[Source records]

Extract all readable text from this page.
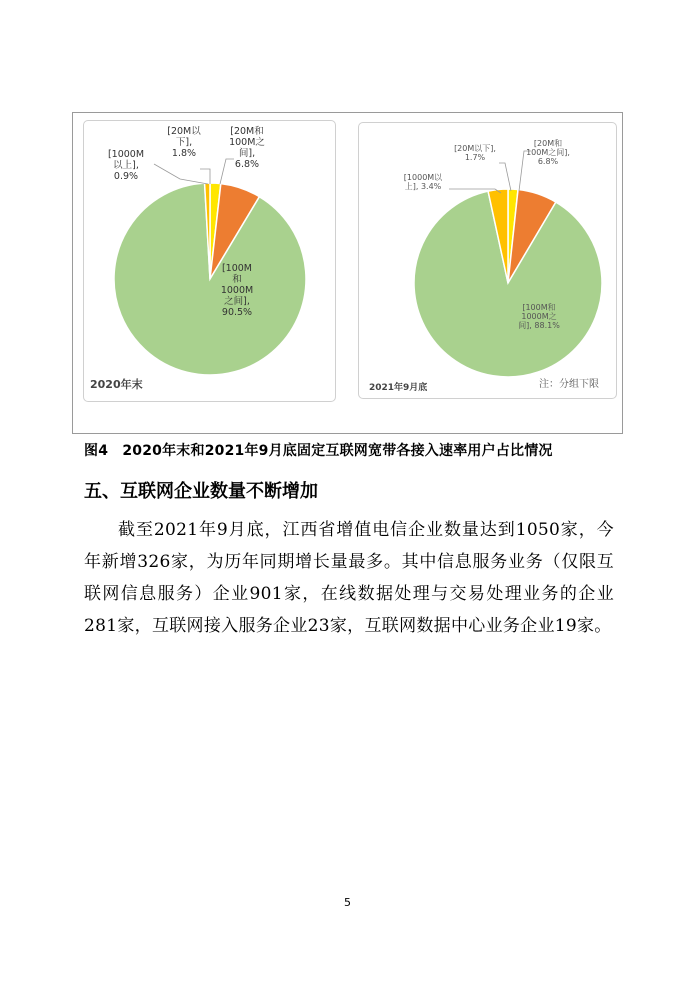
[20M以
下],
1.8%
[20M和
100M之
间],
6.8%
[1000M
以上],
0.9%
[100M
和
1000M
之间],
90.5%
2020年末
[20M以下],
1.7%
[20M和
100M之间],
6.8%
[1000M以
上], 3.4%
[100M和
1000M之
间], 88.1%
2021年9月底	注：分组下限
图4　2020年末和2021年9月底固定互联网宽带各接入速率用户占比情况
五、互联网企业数量不断增加
截至2021年9月底，江西省增值电信企业数量达到1050家，今年新增326家，为历年同期增长量最多。其中信息服务业务（仅限互联网信息服务）企业901家，在线数据处理与交易处理业务的企业281家，互联网接入服务企业23家，互联网数据中心业务企业19家。
5
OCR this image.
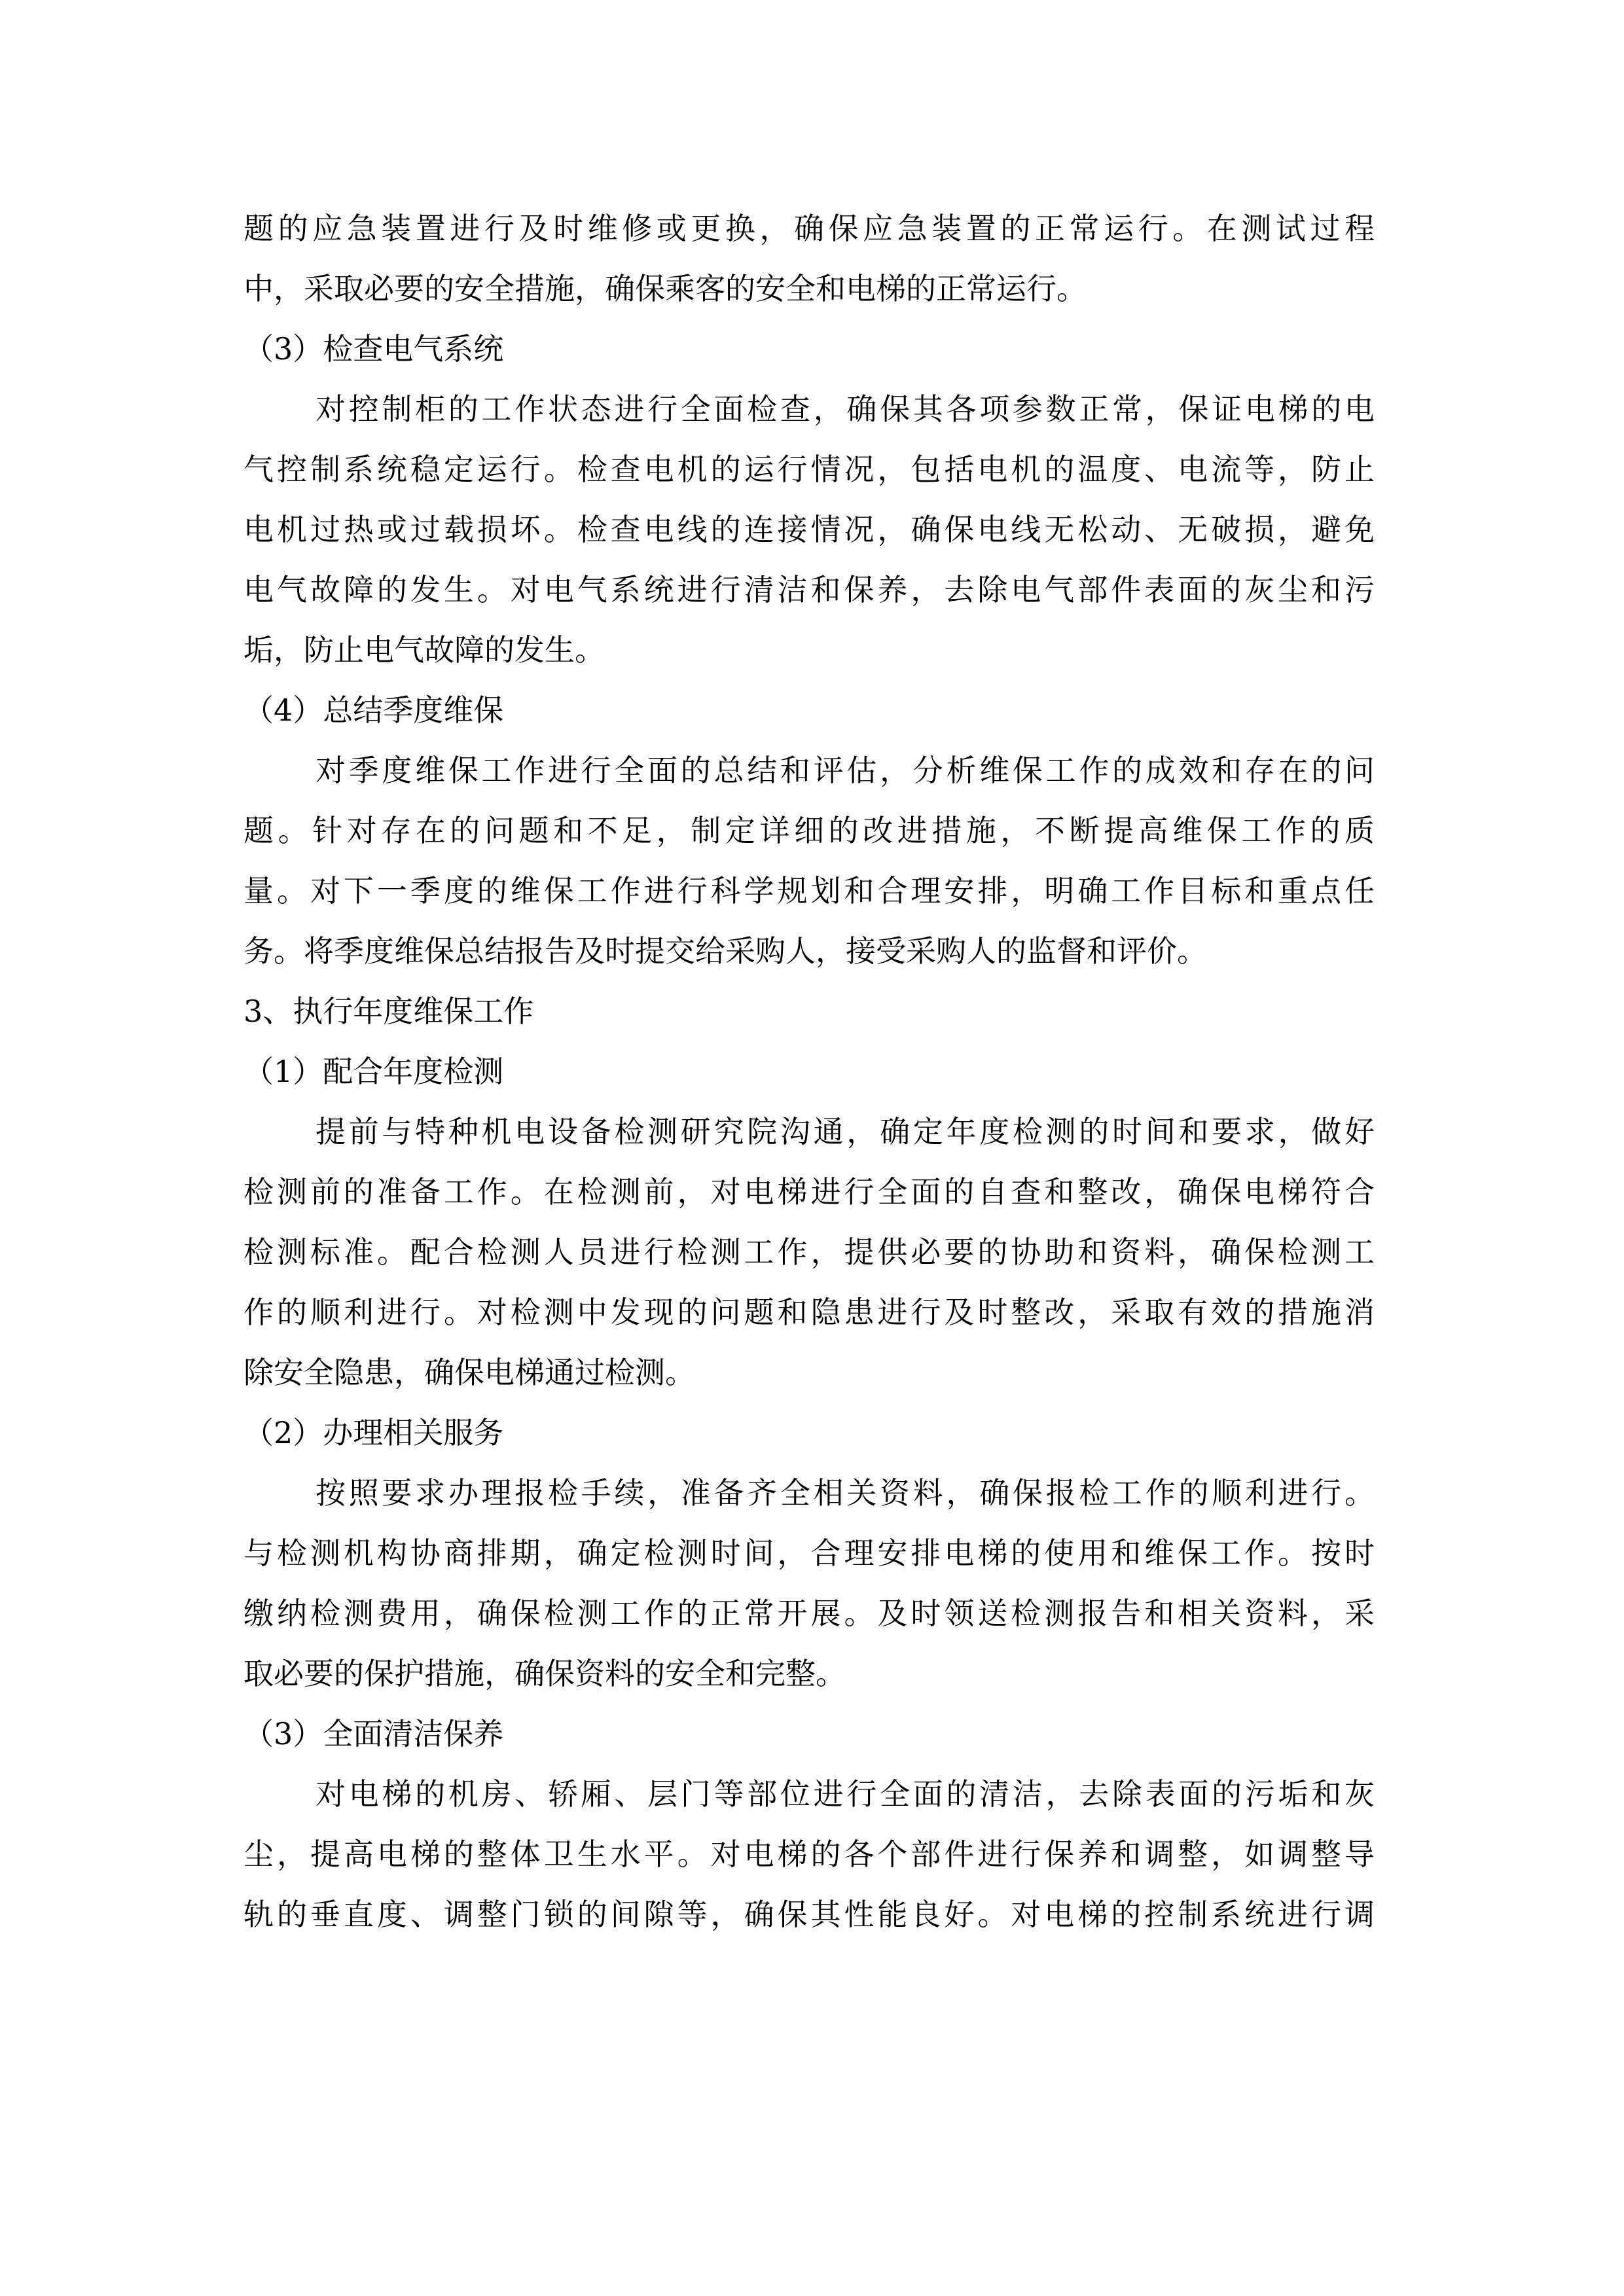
题的应急装置进行及时维修或更换，确保应急装置的正常运行。在测试过程
中，采取必要的安全措施，确保乘客的安全和电梯的正常运行。
（3）检查电气系统
对控制柜的工作状态进行全面检查，确保其各项参数正常，保证电梯的电
气控制系统稳定运行。检查电机的运行情况，包括电机的温度、电流等，防止
电机过热或过载损坏。检查电线的连接情况，确保电线无松动、无破损，避免
电气故障的发生。对电气系统进行清洁和保养，去除电气部件表面的灰尘和污
垢，防止电气故障的发生。
（4）总结季度维保
对季度维保工作进行全面的总结和评估，分析维保工作的成效和存在的问
题。针对存在的问题和不足，制定详细的改进措施，不断提高维保工作的质
量。对下一季度的维保工作进行科学规划和合理安排，明确工作目标和重点任
务。将季度维保总结报告及时提交给采购人，接受采购人的监督和评价。
3、执行年度维保工作
（1）配合年度检测
提前与特种机电设备检测研究院沟通，确定年度检测的时间和要求，做好
检测前的准备工作。在检测前，对电梯进行全面的自查和整改，确保电梯符合
检测标准。配合检测人员进行检测工作，提供必要的协助和资料，确保检测工
作的顺利进行。对检测中发现的问题和隐患进行及时整改，采取有效的措施消
除安全隐患，确保电梯通过检测。
（2）办理相关服务
按照要求办理报检手续，准备齐全相关资料，确保报检工作的顺利进行。
与检测机构协商排期，确定检测时间，合理安排电梯的使用和维保工作。按时
缴纳检测费用，确保检测工作的正常开展。及时领送检测报告和相关资料，采
取必要的保护措施，确保资料的安全和完整。
（3）全面清洁保养
对电梯的机房、轿厢、层门等部位进行全面的清洁，去除表面的污垢和灰
尘，提高电梯的整体卫生水平。对电梯的各个部件进行保养和调整，如调整导
轨的垂直度、调整门锁的间隙等，确保其性能良好。对电梯的控制系统进行调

§ **WORK INSTRUCTIONS**
Write the material out again exactly as it appears, dropping the pictures.

§ **SOLUTION**
Extract all readable text from this page.
[20M以
下],
1.8%
[20M和
100M之
间],
6.8%
[1000M
以上],
0.9%
[100M
和
1000M
之间],
90.5%
2020年末
[20M以下],
1.7%
[20M和
100M之间],
6.8%
[1000M以
上], 3.4%
[100M和
1000M之
间], 88.1%
2021年9月底	注：分组下限
图4　2020年末和2021年9月底固定互联网宽带各接入速率用户占比情况
五、互联网企业数量不断增加
截至2021年9月底，江西省增值电信企业数量达到1050家，今年新增326家，为历年同期增长量最多。其中信息服务业务（仅限互联网信息服务）企业901家，在线数据处理与交易处理业务的企业281家，互联网接入服务企业23家，互联网数据中心业务企业19家。
5
OCR this image.
题的应急装置进行及时维修或更换，确保应急装置的正常运行。在测试过程
中，采取必要的安全措施，确保乘客的安全和电梯的正常运行。
（3）检查电气系统
对控制柜的工作状态进行全面检查，确保其各项参数正常，保证电梯的电
气控制系统稳定运行。检查电机的运行情况，包括电机的温度、电流等，防止
电机过热或过载损坏。检查电线的连接情况，确保电线无松动、无破损，避免
电气故障的发生。对电气系统进行清洁和保养，去除电气部件表面的灰尘和污
垢，防止电气故障的发生。
（4）总结季度维保
对季度维保工作进行全面的总结和评估，分析维保工作的成效和存在的问
题。针对存在的问题和不足，制定详细的改进措施，不断提高维保工作的质
量。对下一季度的维保工作进行科学规划和合理安排，明确工作目标和重点任
务。将季度维保总结报告及时提交给采购人，接受采购人的监督和评价。
3、执行年度维保工作
（1）配合年度检测
提前与特种机电设备检测研究院沟通，确定年度检测的时间和要求，做好
检测前的准备工作。在检测前，对电梯进行全面的自查和整改，确保电梯符合
检测标准。配合检测人员进行检测工作，提供必要的协助和资料，确保检测工
作的顺利进行。对检测中发现的问题和隐患进行及时整改，采取有效的措施消
除安全隐患，确保电梯通过检测。
（2）办理相关服务
按照要求办理报检手续，准备齐全相关资料，确保报检工作的顺利进行。
与检测机构协商排期，确定检测时间，合理安排电梯的使用和维保工作。按时
缴纳检测费用，确保检测工作的正常开展。及时领送检测报告和相关资料，采
取必要的保护措施，确保资料的安全和完整。
（3）全面清洁保养
对电梯的机房、轿厢、层门等部位进行全面的清洁，去除表面的污垢和灰
尘，提高电梯的整体卫生水平。对电梯的各个部件进行保养和调整，如调整导
轨的垂直度、调整门锁的间隙等，确保其性能良好。对电梯的控制系统进行调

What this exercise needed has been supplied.